DOCUMENT SECTION:
◇ ◇ ◇ ◇ ◇ ◇ ◇

Daniel Dennett 2017. From Bacteria to Bach and Back. The evolution of minds. New York: W.W. Norton. 476 pp.
In this long, rambling and uninformative book, Daniel Dennett seeks to show that a plausible process exists for the evolution of minds. That the Cartesian duality cannot be accepted. That top down AI does not work. That evolution explains biology including studies of the mind. And long-winded justifications of a host of other unremarkable propositions that have long been accepted by biologists. But apparently not by some philosophers, who would otherwise be lacking the mind as a topic to produce words on (with their minds).
A persistent reader will finally encounter a reasonable précis of this book in the opening sentence of chapter 14:
At last we are ready to … examine human consciousness as a system of virtual machines that evolved, genetically and memetically, to play very specialized roles in the “cognitive niche” our ancestors have constructed over the millennia.
But although many concepts are described and much literature drawn on, there is nothing in here in the way of mechanism or other substantial or original contribution that could illuminate the evolution of consciousness. It is all just words, theories, alternatives, maybes, possibilities. All very disappointing.
A few interesting observations and propositions stuck with me:
On page 200, the assertion that words/sounds are unlikely to survive unless they can be digitised (I think Dennett means atomised). However, this interesting assertion is not supported by a reasoned argument. He then goes on to talk about memes, words as memes, the origin of language, but other than the atomisation statement nowhere is there an explanation for the origin of words.
On page 263, the idea that words are memes, and selection among memes may overcome non-adaptive early stages in language evolution (But see contra view of Pinker, p. 316 ff.)
On p. 271 the quote from p. 147 of Hurford 2014 The origins of language: a slim guide.:
There is a robust negative statistical correlation between the morphological complexity of a language and the size of the population that speaks it.
In the footnote at the bottom of page 299 I was very glad to be told Plato’s description of one’s knowledge as an aviary filled with birds; they are your birds, but do they come when you call?
On p. 301 ff. offering the idea that language can be thought of as a virtual machine. (And so can many other aspects of culture, and of mind.)
There is an extensive bibliography, mostly philosophy works, but it is incomplete; many references cited in the text are missing from endnotes and from bibliography.

◇ ◇ ◇ ◇ ◇ ◇ ◇

PROVIDED MATERIAL:
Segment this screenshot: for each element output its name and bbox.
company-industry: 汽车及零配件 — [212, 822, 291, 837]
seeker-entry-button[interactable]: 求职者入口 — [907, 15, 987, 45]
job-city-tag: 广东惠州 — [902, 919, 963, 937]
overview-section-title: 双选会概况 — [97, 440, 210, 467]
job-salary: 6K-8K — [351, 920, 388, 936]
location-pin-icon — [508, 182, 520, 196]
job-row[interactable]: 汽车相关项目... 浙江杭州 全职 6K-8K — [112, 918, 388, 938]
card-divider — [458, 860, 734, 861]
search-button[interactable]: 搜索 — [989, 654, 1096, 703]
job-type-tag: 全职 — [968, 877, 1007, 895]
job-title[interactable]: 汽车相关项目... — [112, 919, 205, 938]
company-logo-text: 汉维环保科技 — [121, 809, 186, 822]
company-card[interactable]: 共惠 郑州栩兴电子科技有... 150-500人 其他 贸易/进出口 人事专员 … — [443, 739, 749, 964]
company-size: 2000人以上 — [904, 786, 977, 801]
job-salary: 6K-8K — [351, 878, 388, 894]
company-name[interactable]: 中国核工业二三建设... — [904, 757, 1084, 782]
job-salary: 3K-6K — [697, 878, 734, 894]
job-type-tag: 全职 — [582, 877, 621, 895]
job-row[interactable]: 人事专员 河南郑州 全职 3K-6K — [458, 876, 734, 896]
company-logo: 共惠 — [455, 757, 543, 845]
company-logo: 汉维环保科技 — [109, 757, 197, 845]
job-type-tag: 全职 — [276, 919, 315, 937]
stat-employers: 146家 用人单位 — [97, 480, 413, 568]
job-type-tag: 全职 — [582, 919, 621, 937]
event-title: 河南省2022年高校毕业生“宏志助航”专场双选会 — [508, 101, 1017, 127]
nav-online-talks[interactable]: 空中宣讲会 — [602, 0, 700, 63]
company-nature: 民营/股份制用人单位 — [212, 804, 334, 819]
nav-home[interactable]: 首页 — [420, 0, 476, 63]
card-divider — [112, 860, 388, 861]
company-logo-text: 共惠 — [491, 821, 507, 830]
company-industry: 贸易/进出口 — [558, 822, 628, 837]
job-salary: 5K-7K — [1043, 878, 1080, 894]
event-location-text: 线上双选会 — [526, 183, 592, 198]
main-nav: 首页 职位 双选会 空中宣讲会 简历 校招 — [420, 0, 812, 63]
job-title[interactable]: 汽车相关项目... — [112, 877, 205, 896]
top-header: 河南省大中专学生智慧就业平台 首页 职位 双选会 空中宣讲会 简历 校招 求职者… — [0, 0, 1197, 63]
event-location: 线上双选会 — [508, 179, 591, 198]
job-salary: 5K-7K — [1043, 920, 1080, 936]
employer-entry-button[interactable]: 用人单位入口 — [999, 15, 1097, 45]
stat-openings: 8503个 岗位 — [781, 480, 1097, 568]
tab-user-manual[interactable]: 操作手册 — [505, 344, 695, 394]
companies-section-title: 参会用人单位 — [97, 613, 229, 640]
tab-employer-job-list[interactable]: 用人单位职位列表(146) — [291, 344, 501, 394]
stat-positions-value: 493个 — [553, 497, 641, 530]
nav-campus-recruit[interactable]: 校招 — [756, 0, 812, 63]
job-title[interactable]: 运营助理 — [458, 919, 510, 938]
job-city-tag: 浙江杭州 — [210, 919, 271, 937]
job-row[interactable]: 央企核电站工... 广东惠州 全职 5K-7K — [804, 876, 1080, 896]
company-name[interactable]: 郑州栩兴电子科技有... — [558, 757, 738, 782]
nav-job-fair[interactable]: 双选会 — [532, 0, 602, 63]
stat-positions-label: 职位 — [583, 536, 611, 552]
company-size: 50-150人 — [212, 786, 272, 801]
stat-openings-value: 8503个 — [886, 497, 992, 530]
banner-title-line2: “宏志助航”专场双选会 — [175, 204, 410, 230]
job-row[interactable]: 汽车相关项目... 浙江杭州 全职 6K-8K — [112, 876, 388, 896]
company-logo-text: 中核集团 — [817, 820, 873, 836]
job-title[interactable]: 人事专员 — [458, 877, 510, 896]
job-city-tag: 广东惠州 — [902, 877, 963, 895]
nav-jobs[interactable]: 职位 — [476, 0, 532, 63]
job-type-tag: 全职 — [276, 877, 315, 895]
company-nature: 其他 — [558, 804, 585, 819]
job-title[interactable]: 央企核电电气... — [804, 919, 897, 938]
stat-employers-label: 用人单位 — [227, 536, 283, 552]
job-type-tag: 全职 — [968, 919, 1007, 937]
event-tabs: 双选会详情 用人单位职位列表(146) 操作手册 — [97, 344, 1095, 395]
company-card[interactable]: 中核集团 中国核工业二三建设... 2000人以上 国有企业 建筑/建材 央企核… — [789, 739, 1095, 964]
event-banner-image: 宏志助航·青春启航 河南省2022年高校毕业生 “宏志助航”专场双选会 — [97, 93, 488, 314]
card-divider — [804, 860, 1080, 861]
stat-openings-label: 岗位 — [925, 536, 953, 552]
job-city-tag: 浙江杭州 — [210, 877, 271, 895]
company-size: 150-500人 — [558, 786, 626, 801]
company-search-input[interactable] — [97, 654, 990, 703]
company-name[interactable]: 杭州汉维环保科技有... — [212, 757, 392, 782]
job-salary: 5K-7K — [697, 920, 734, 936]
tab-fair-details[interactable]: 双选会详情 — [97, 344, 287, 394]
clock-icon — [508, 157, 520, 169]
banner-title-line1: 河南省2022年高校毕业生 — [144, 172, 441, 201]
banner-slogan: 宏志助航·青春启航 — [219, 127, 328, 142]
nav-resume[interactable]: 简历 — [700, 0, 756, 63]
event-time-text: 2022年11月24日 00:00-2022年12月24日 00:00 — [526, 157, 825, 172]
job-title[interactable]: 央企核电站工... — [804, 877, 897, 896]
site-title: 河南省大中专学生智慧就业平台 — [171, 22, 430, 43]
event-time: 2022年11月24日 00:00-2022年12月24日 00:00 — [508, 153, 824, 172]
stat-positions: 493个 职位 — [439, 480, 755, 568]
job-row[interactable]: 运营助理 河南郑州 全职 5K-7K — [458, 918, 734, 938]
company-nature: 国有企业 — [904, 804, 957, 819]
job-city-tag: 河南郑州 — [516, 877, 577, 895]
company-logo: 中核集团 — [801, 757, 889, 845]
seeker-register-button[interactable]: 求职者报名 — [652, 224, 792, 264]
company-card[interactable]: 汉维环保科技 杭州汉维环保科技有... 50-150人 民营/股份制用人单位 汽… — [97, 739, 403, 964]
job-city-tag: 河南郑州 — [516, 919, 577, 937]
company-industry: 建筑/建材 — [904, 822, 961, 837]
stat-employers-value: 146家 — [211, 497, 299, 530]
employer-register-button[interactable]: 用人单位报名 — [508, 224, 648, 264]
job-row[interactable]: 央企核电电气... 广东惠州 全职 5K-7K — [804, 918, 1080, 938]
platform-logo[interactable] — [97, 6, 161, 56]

◇ ◇ ◇ ◇ ◇ ◇ ◇

ACTIONS TO TAKE:
(1) According to the review of Dennett's book, what has a robust negative statistical correlation with the morphological complexity of a language?
(2) Transcribe the stretch of the review of Dennett's book from "Daniel Dennett 2017." through "(with their minds).".
The material has no connection to the review of Dennett's book.

SOLUTIONS TO THE EXERCISE:
(1) The size of the population that speaks the language.

(2)
Daniel Dennett 2017. From Bacteria to Bach and Back. The evolution of minds. New York: W.W. Norton. 476 pp.
In this long, rambling and uninformative book, Daniel Dennett seeks to show that a plausible process exists for the evolution of minds. That the Cartesian duality cannot be accepted. That top down AI does not work. That evolution explains biology including studies of the mind. And long-winded justifications of a host of other unremarkable propositions that have long been accepted by biologists. But apparently not by some philosophers, who would otherwise be lacking the mind as a topic to produce words on (with their minds).